§ **Work to do**
Please transcribe the data that follows without the pictures, keeping every word the same.

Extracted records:
========================================================================
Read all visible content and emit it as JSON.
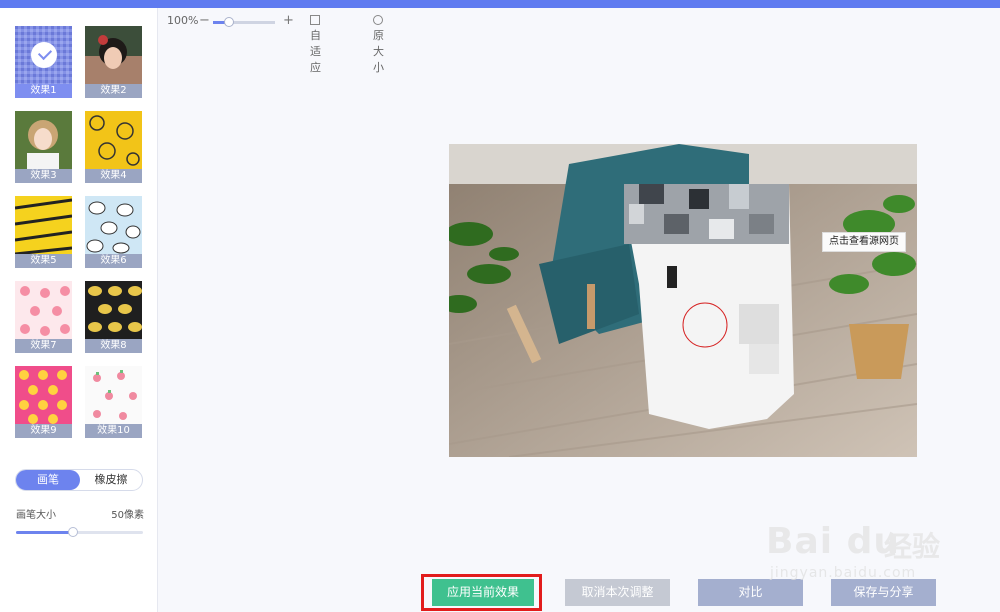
{
  "app": {
    "title_fragment": ""
  },
  "effects": [
    {
      "label": "效果1",
      "selected": true
    },
    {
      "label": "效果2",
      "selected": false
    },
    {
      "label": "效果3",
      "selected": false
    },
    {
      "label": "效果4",
      "selected": false
    },
    {
      "label": "效果5",
      "selected": false
    },
    {
      "label": "效果6",
      "selected": false
    },
    {
      "label": "效果7",
      "selected": false
    },
    {
      "label": "效果8",
      "selected": false
    },
    {
      "label": "效果9",
      "selected": false
    },
    {
      "label": "效果10",
      "selected": false
    }
  ],
  "brush": {
    "tabs": [
      "画笔",
      "橡皮擦"
    ],
    "active_tab": "画笔",
    "size_label": "画笔大小",
    "size_value": "50像素",
    "size_fraction": 0.45
  },
  "toolbar": {
    "zoom_value": "100%",
    "zoom_minus": "−",
    "zoom_plus": "+",
    "zoom_fraction": 0.25,
    "fit_label": "自适应",
    "original_label": "原大小"
  },
  "canvas": {
    "tooltip": "点击查看源网页"
  },
  "actions": {
    "apply": "应用当前效果",
    "cancel": "取消本次调整",
    "compare": "对比",
    "save": "保存与分享"
  },
  "watermark": {
    "brand": "Bai du",
    "cn": "经验",
    "url": "jingyan.baidu.com"
  },
  "colors": {
    "accent": "#6d83ee",
    "apply": "#3fc18f",
    "highlight": "#e21c1c"
  }
}
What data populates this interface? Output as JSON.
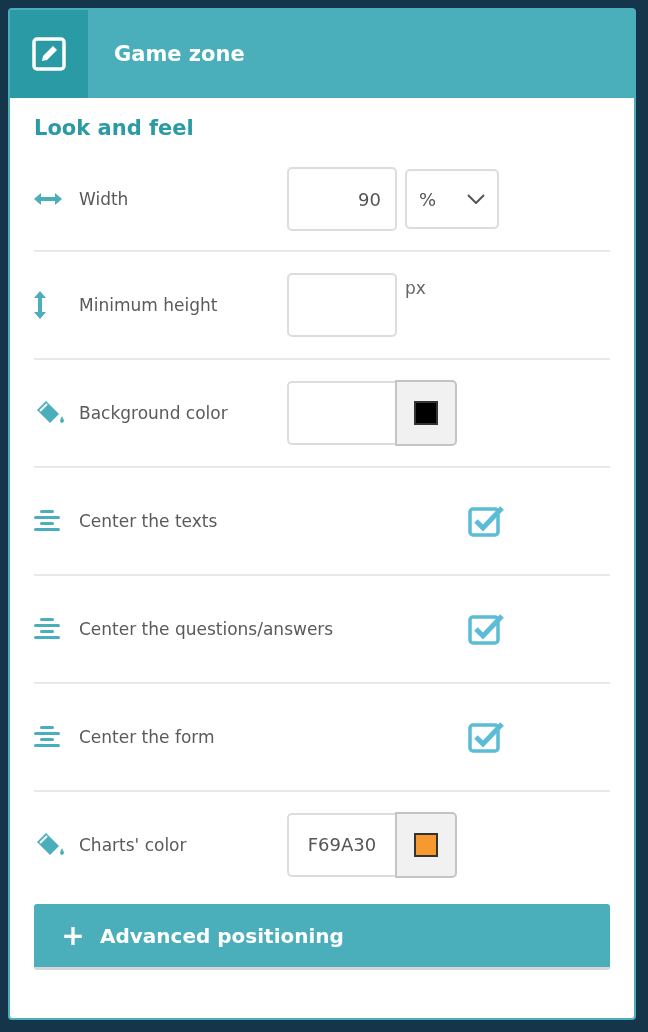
{
  "header": {
    "title": "Game zone"
  },
  "section": {
    "title": "Look and feel"
  },
  "rows": [
    {
      "kind": "size",
      "label": "Width",
      "value": "90",
      "unit": "%"
    },
    {
      "kind": "height",
      "label": "Minimum height",
      "suffix": "px"
    },
    {
      "kind": "color",
      "label": "Background color",
      "color": "#000000"
    },
    {
      "kind": "toggle",
      "label": "Center the texts",
      "checked": true
    },
    {
      "kind": "toggle",
      "label": "Center the questions/answers",
      "checked": true
    },
    {
      "kind": "toggle",
      "label": "Center the form",
      "checked": true
    },
    {
      "kind": "color",
      "label": "Charts' color",
      "value": "F69A30",
      "color": "#f69a30"
    }
  ],
  "advanced": {
    "icon": "+",
    "label": "Advanced positioning"
  }
}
========================================================================
§ **Task answer**
Read all visible content and emit it as JSON.
{
  "app": {
    "title_fragment": ""
  },
  "effects": [
    {
      "label": "效果1",
      "selected": true
    },
    {
      "label": "效果2",
      "selected": false
    },
    {
      "label": "效果3",
      "selected": false
    },
    {
      "label": "效果4",
      "selected": false
    },
    {
      "label": "效果5",
      "selected": false
    },
    {
      "label": "效果6",
      "selected": false
    },
    {
      "label": "效果7",
      "selected": false
    },
    {
      "label": "效果8",
      "selected": false
    },
    {
      "label": "效果9",
      "selected": false
    },
    {
      "label": "效果10",
      "selected": false
    }
  ],
  "brush": {
    "tabs": [
      "画笔",
      "橡皮擦"
    ],
    "active_tab": "画笔",
    "size_label": "画笔大小",
    "size_value": "50像素",
    "size_fraction": 0.45
  },
  "toolbar": {
    "zoom_value": "100%",
    "zoom_minus": "−",
    "zoom_plus": "+",
    "zoom_fraction": 0.25,
    "fit_label": "自适应",
    "original_label": "原大小"
  },
  "canvas": {
    "tooltip": "点击查看源网页"
  },
  "actions": {
    "apply": "应用当前效果",
    "cancel": "取消本次调整",
    "compare": "对比",
    "save": "保存与分享"
  },
  "watermark": {
    "brand": "Bai du",
    "cn": "经验",
    "url": "jingyan.baidu.com"
  },
  "colors": {
    "accent": "#6d83ee",
    "apply": "#3fc18f",
    "highlight": "#e21c1c"
  }
}
What data populates this interface? Output as JSON.
{
  "header": {
    "title": "Game zone"
  },
  "section": {
    "title": "Look and feel"
  },
  "rows": [
    {
      "kind": "size",
      "label": "Width",
      "value": "90",
      "unit": "%"
    },
    {
      "kind": "height",
      "label": "Minimum height",
      "suffix": "px"
    },
    {
      "kind": "color",
      "label": "Background color",
      "color": "#000000"
    },
    {
      "kind": "toggle",
      "label": "Center the texts",
      "checked": true
    },
    {
      "kind": "toggle",
      "label": "Center the questions/answers",
      "checked": true
    },
    {
      "kind": "toggle",
      "label": "Center the form",
      "checked": true
    },
    {
      "kind": "color",
      "label": "Charts' color",
      "value": "F69A30",
      "color": "#f69a30"
    }
  ],
  "advanced": {
    "icon": "+",
    "label": "Advanced positioning"
  }
}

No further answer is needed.